* start STORED ROWS *
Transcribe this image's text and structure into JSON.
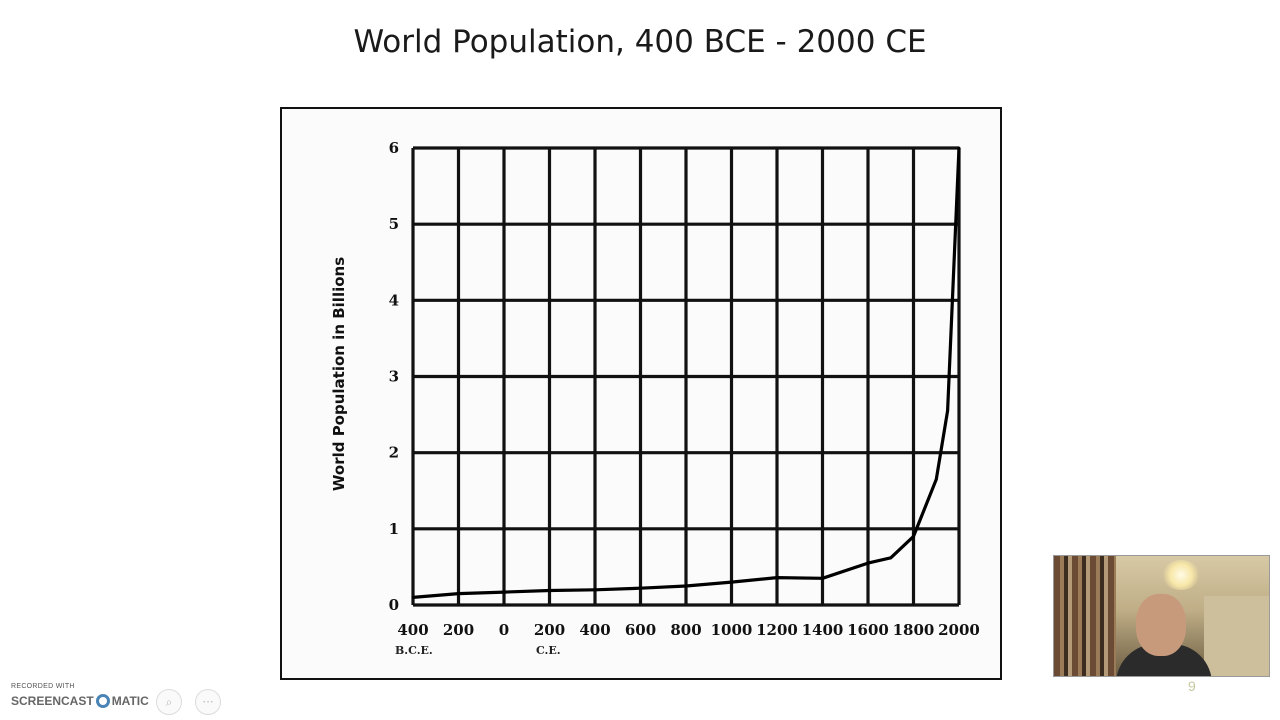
{
  "slide": {
    "title": "World Population, 400 BCE - 2000 CE",
    "number": "9"
  },
  "chart_data": {
    "type": "line",
    "title": "",
    "xlabel": "",
    "ylabel": "World Population in Billions",
    "xlim": [
      -400,
      2000
    ],
    "ylim": [
      0,
      6
    ],
    "x_tick_labels": [
      "400",
      "200",
      "0",
      "200",
      "400",
      "600",
      "800",
      "1000",
      "1200",
      "1400",
      "1600",
      "1800",
      "2000"
    ],
    "y_tick_labels": [
      "0",
      "1",
      "2",
      "3",
      "4",
      "5",
      "6"
    ],
    "era_labels": {
      "bce": "B.C.E.",
      "ce": "C.E."
    },
    "grid": true,
    "series": [
      {
        "x": [
          -400,
          -200,
          0,
          200,
          400,
          600,
          800,
          1000,
          1200,
          1400,
          1600,
          1700,
          1800,
          1900,
          1950,
          2000
        ],
        "values": [
          0.1,
          0.15,
          0.17,
          0.19,
          0.2,
          0.22,
          0.25,
          0.3,
          0.36,
          0.35,
          0.55,
          0.62,
          0.9,
          1.65,
          2.55,
          6.0
        ]
      }
    ]
  },
  "recording": {
    "recorded_with": "RECORDED WITH",
    "brand_left": "SCREENCAST",
    "brand_right": "MATIC"
  },
  "colors": {
    "grid": "#111111",
    "line": "#000000",
    "logo": "#4a84b6"
  }
}
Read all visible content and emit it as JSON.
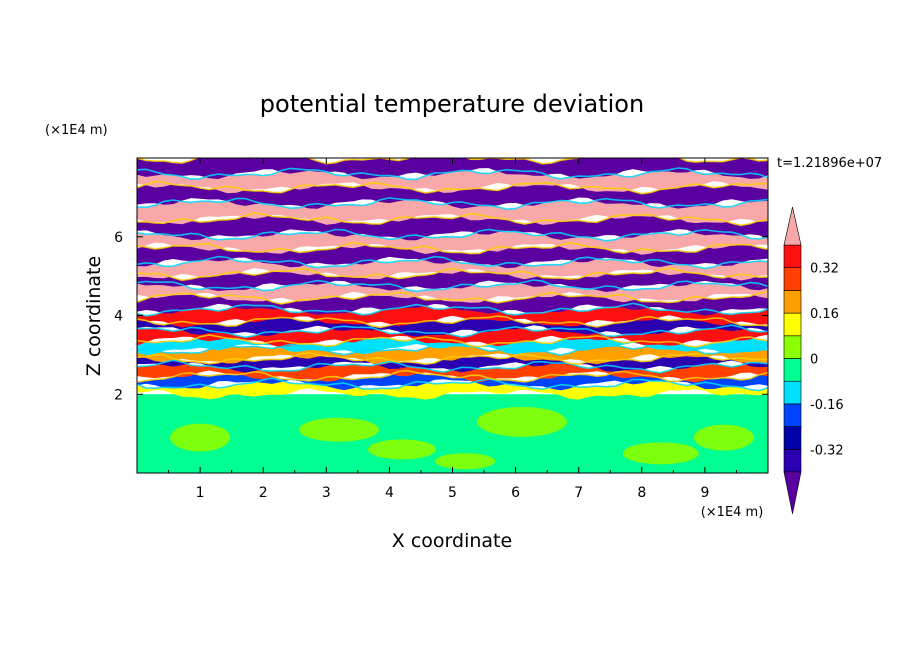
{
  "chart_data": {
    "type": "heatmap",
    "title": "potential temperature deviation",
    "xlabel": "X coordinate",
    "ylabel": "Z coordinate",
    "x_unit": "(×1E4 m)",
    "y_unit": "(×1E4 m)",
    "time_label": "t=1.21896e+07",
    "xlim": [
      0,
      10
    ],
    "ylim": [
      0,
      8
    ],
    "x_ticks": [
      1,
      2,
      3,
      4,
      5,
      6,
      7,
      8,
      9
    ],
    "y_ticks": [
      2,
      4,
      6
    ],
    "colorbar": {
      "levels": [
        -0.4,
        -0.32,
        -0.24,
        -0.16,
        -0.08,
        0,
        0.08,
        0.16,
        0.24,
        0.32,
        0.4
      ],
      "colors": [
        "#5b00a0",
        "#2a00b0",
        "#0000a8",
        "#0044ff",
        "#00e0ff",
        "#00ff90",
        "#8cff00",
        "#ffff00",
        "#ffa000",
        "#ff4000",
        "#ff1010",
        "#f8a8a8"
      ],
      "tick_labels": [
        "0.32",
        "0.16",
        "0",
        "-0.16",
        "-0.32"
      ],
      "tick_values": [
        0.32,
        0.16,
        0,
        -0.16,
        -0.32
      ]
    },
    "bands_upper": [
      {
        "z0": 2.0,
        "z1": 2.25,
        "value": 0.12
      },
      {
        "z0": 2.25,
        "z1": 2.45,
        "value": -0.22
      },
      {
        "z0": 2.45,
        "z1": 2.7,
        "value": 0.28
      },
      {
        "z0": 2.7,
        "z1": 2.9,
        "value": -0.34
      },
      {
        "z0": 2.9,
        "z1": 3.15,
        "value": 0.18
      },
      {
        "z0": 3.15,
        "z1": 3.35,
        "value": -0.1
      },
      {
        "z0": 3.35,
        "z1": 3.6,
        "value": 0.33
      },
      {
        "z0": 3.6,
        "z1": 3.85,
        "value": -0.38
      },
      {
        "z0": 3.85,
        "z1": 4.15,
        "value": 0.36
      },
      {
        "z0": 4.15,
        "z1": 4.45,
        "value": -0.42
      },
      {
        "z0": 4.45,
        "z1": 4.75,
        "value": 0.44
      },
      {
        "z0": 4.75,
        "z1": 5.05,
        "value": -0.43
      },
      {
        "z0": 5.05,
        "z1": 5.35,
        "value": 0.43
      },
      {
        "z0": 5.35,
        "z1": 5.7,
        "value": -0.44
      },
      {
        "z0": 5.7,
        "z1": 6.05,
        "value": 0.44
      },
      {
        "z0": 6.05,
        "z1": 6.45,
        "value": -0.44
      },
      {
        "z0": 6.45,
        "z1": 6.85,
        "value": 0.44
      },
      {
        "z0": 6.85,
        "z1": 7.25,
        "value": -0.44
      },
      {
        "z0": 7.25,
        "z1": 7.6,
        "value": 0.44
      },
      {
        "z0": 7.6,
        "z1": 8.0,
        "value": -0.44
      }
    ],
    "lower_region": {
      "z0": 0,
      "z1": 2.0,
      "value": -0.02,
      "patch_value": 0.05
    }
  }
}
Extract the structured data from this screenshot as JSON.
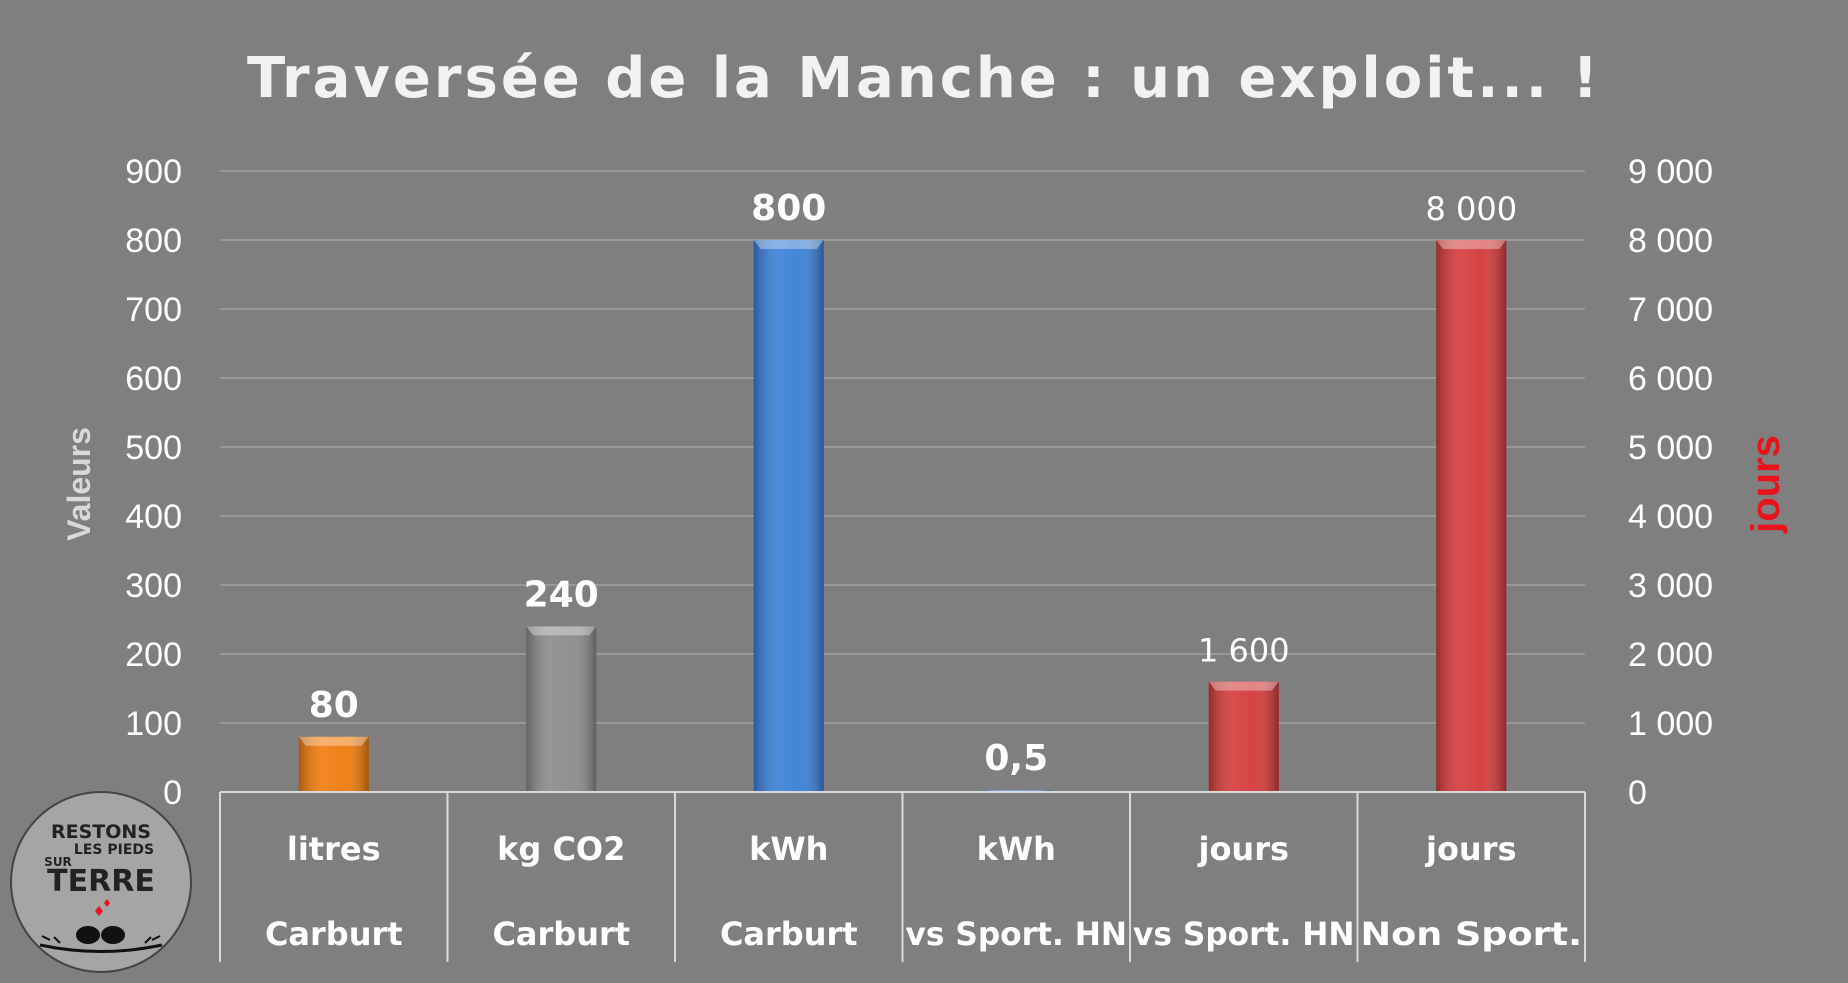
{
  "chart_data": {
    "type": "bar",
    "title": "Traversée de la Manche : un exploit... !",
    "ylabel": "Valeurs",
    "y2label": "jours",
    "ylim": [
      0,
      900
    ],
    "y2lim": [
      0,
      9000
    ],
    "yticks": [
      "0",
      "100",
      "200",
      "300",
      "400",
      "500",
      "600",
      "700",
      "800",
      "900"
    ],
    "y2ticks": [
      "0",
      "1 000",
      "2 000",
      "3 000",
      "4 000",
      "5 000",
      "6 000",
      "7 000",
      "8 000",
      "9 000"
    ],
    "grid": true,
    "categories": [
      {
        "unit": "litres",
        "group": "Carburt"
      },
      {
        "unit": "kg CO2",
        "group": "Carburt"
      },
      {
        "unit": "kWh",
        "group": "Carburt"
      },
      {
        "unit": "kWh",
        "group": "vs Sport. HN"
      },
      {
        "unit": "jours",
        "group": "vs Sport. HN"
      },
      {
        "unit": "jours",
        "group": "Non Sport."
      }
    ],
    "bars": [
      {
        "value": 80,
        "label": "80",
        "axis": "primary",
        "color": "#f07b0c",
        "bold": true
      },
      {
        "value": 240,
        "label": "240",
        "axis": "primary",
        "color": "#8a8a8a",
        "bold": true
      },
      {
        "value": 800,
        "label": "800",
        "axis": "primary",
        "color": "#3a7fd6",
        "bold": true
      },
      {
        "value": 0.5,
        "label": "0,5",
        "axis": "primary",
        "color": "#6e9fe0",
        "bold": true
      },
      {
        "value": 1600,
        "label": "1 600",
        "axis": "secondary",
        "color": "#d43a3a",
        "bold": false
      },
      {
        "value": 8000,
        "label": "8 000",
        "axis": "secondary",
        "color": "#d43a3a",
        "bold": false
      }
    ],
    "colors": {
      "background": "#7f7f7f",
      "grid": "#999999",
      "y2label": "#e8131b",
      "ylabel": "#d9d9d9"
    }
  },
  "logo": {
    "line1": "RESTONS",
    "line2": "LES PIEDS",
    "line3": "SUR",
    "line4": "TERRE"
  }
}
* end STORED ROWS *
> _TASK TO CARRY OUT_
Copy the records word for word, leaving no picture in the copy.

> _FINAL RESULT_
Transcribe this image's text and structure into JSON.
{
  "slide": {
    "title": "World Population, 400 BCE - 2000 CE",
    "number": "9"
  },
  "chart_data": {
    "type": "line",
    "title": "",
    "xlabel": "",
    "ylabel": "World Population in Billions",
    "xlim": [
      -400,
      2000
    ],
    "ylim": [
      0,
      6
    ],
    "x_tick_labels": [
      "400",
      "200",
      "0",
      "200",
      "400",
      "600",
      "800",
      "1000",
      "1200",
      "1400",
      "1600",
      "1800",
      "2000"
    ],
    "y_tick_labels": [
      "0",
      "1",
      "2",
      "3",
      "4",
      "5",
      "6"
    ],
    "era_labels": {
      "bce": "B.C.E.",
      "ce": "C.E."
    },
    "grid": true,
    "series": [
      {
        "x": [
          -400,
          -200,
          0,
          200,
          400,
          600,
          800,
          1000,
          1200,
          1400,
          1600,
          1700,
          1800,
          1900,
          1950,
          2000
        ],
        "values": [
          0.1,
          0.15,
          0.17,
          0.19,
          0.2,
          0.22,
          0.25,
          0.3,
          0.36,
          0.35,
          0.55,
          0.62,
          0.9,
          1.65,
          2.55,
          6.0
        ]
      }
    ]
  },
  "recording": {
    "recorded_with": "RECORDED WITH",
    "brand_left": "SCREENCAST",
    "brand_right": "MATIC"
  },
  "colors": {
    "grid": "#111111",
    "line": "#000000",
    "logo": "#4a84b6"
  }
}
Read all visible content and emit it as JSON.
{
  "chart_data": {
    "type": "heatmap",
    "title": "potential temperature deviation",
    "xlabel": "X coordinate",
    "ylabel": "Z coordinate",
    "x_unit": "(×1E4 m)",
    "y_unit": "(×1E4 m)",
    "time_label": "t=1.21896e+07",
    "xlim": [
      0,
      10
    ],
    "ylim": [
      0,
      8
    ],
    "x_ticks": [
      1,
      2,
      3,
      4,
      5,
      6,
      7,
      8,
      9
    ],
    "y_ticks": [
      2,
      4,
      6
    ],
    "colorbar": {
      "levels": [
        -0.4,
        -0.32,
        -0.24,
        -0.16,
        -0.08,
        0,
        0.08,
        0.16,
        0.24,
        0.32,
        0.4
      ],
      "colors": [
        "#5b00a0",
        "#2a00b0",
        "#0000a8",
        "#0044ff",
        "#00e0ff",
        "#00ff90",
        "#8cff00",
        "#ffff00",
        "#ffa000",
        "#ff4000",
        "#ff1010",
        "#f8a8a8"
      ],
      "tick_labels": [
        "0.32",
        "0.16",
        "0",
        "-0.16",
        "-0.32"
      ],
      "tick_values": [
        0.32,
        0.16,
        0,
        -0.16,
        -0.32
      ]
    },
    "bands_upper": [
      {
        "z0": 2.0,
        "z1": 2.25,
        "value": 0.12
      },
      {
        "z0": 2.25,
        "z1": 2.45,
        "value": -0.22
      },
      {
        "z0": 2.45,
        "z1": 2.7,
        "value": 0.28
      },
      {
        "z0": 2.7,
        "z1": 2.9,
        "value": -0.34
      },
      {
        "z0": 2.9,
        "z1": 3.15,
        "value": 0.18
      },
      {
        "z0": 3.15,
        "z1": 3.35,
        "value": -0.1
      },
      {
        "z0": 3.35,
        "z1": 3.6,
        "value": 0.33
      },
      {
        "z0": 3.6,
        "z1": 3.85,
        "value": -0.38
      },
      {
        "z0": 3.85,
        "z1": 4.15,
        "value": 0.36
      },
      {
        "z0": 4.15,
        "z1": 4.45,
        "value": -0.42
      },
      {
        "z0": 4.45,
        "z1": 4.75,
        "value": 0.44
      },
      {
        "z0": 4.75,
        "z1": 5.05,
        "value": -0.43
      },
      {
        "z0": 5.05,
        "z1": 5.35,
        "value": 0.43
      },
      {
        "z0": 5.35,
        "z1": 5.7,
        "value": -0.44
      },
      {
        "z0": 5.7,
        "z1": 6.05,
        "value": 0.44
      },
      {
        "z0": 6.05,
        "z1": 6.45,
        "value": -0.44
      },
      {
        "z0": 6.45,
        "z1": 6.85,
        "value": 0.44
      },
      {
        "z0": 6.85,
        "z1": 7.25,
        "value": -0.44
      },
      {
        "z0": 7.25,
        "z1": 7.6,
        "value": 0.44
      },
      {
        "z0": 7.6,
        "z1": 8.0,
        "value": -0.44
      }
    ],
    "lower_region": {
      "z0": 0,
      "z1": 2.0,
      "value": -0.02,
      "patch_value": 0.05
    }
  }
}
Extract the structured data from this screenshot as JSON.
{
  "chart_data": {
    "type": "bar",
    "title": "Traversée de la Manche : un exploit... !",
    "ylabel": "Valeurs",
    "y2label": "jours",
    "ylim": [
      0,
      900
    ],
    "y2lim": [
      0,
      9000
    ],
    "yticks": [
      "0",
      "100",
      "200",
      "300",
      "400",
      "500",
      "600",
      "700",
      "800",
      "900"
    ],
    "y2ticks": [
      "0",
      "1 000",
      "2 000",
      "3 000",
      "4 000",
      "5 000",
      "6 000",
      "7 000",
      "8 000",
      "9 000"
    ],
    "grid": true,
    "categories": [
      {
        "unit": "litres",
        "group": "Carburt"
      },
      {
        "unit": "kg CO2",
        "group": "Carburt"
      },
      {
        "unit": "kWh",
        "group": "Carburt"
      },
      {
        "unit": "kWh",
        "group": "vs Sport. HN"
      },
      {
        "unit": "jours",
        "group": "vs Sport. HN"
      },
      {
        "unit": "jours",
        "group": "Non Sport."
      }
    ],
    "bars": [
      {
        "value": 80,
        "label": "80",
        "axis": "primary",
        "color": "#f07b0c",
        "bold": true
      },
      {
        "value": 240,
        "label": "240",
        "axis": "primary",
        "color": "#8a8a8a",
        "bold": true
      },
      {
        "value": 800,
        "label": "800",
        "axis": "primary",
        "color": "#3a7fd6",
        "bold": true
      },
      {
        "value": 0.5,
        "label": "0,5",
        "axis": "primary",
        "color": "#6e9fe0",
        "bold": true
      },
      {
        "value": 1600,
        "label": "1 600",
        "axis": "secondary",
        "color": "#d43a3a",
        "bold": false
      },
      {
        "value": 8000,
        "label": "8 000",
        "axis": "secondary",
        "color": "#d43a3a",
        "bold": false
      }
    ],
    "colors": {
      "background": "#7f7f7f",
      "grid": "#999999",
      "y2label": "#e8131b",
      "ylabel": "#d9d9d9"
    }
  },
  "logo": {
    "line1": "RESTONS",
    "line2": "LES PIEDS",
    "line3": "SUR",
    "line4": "TERRE"
  }
}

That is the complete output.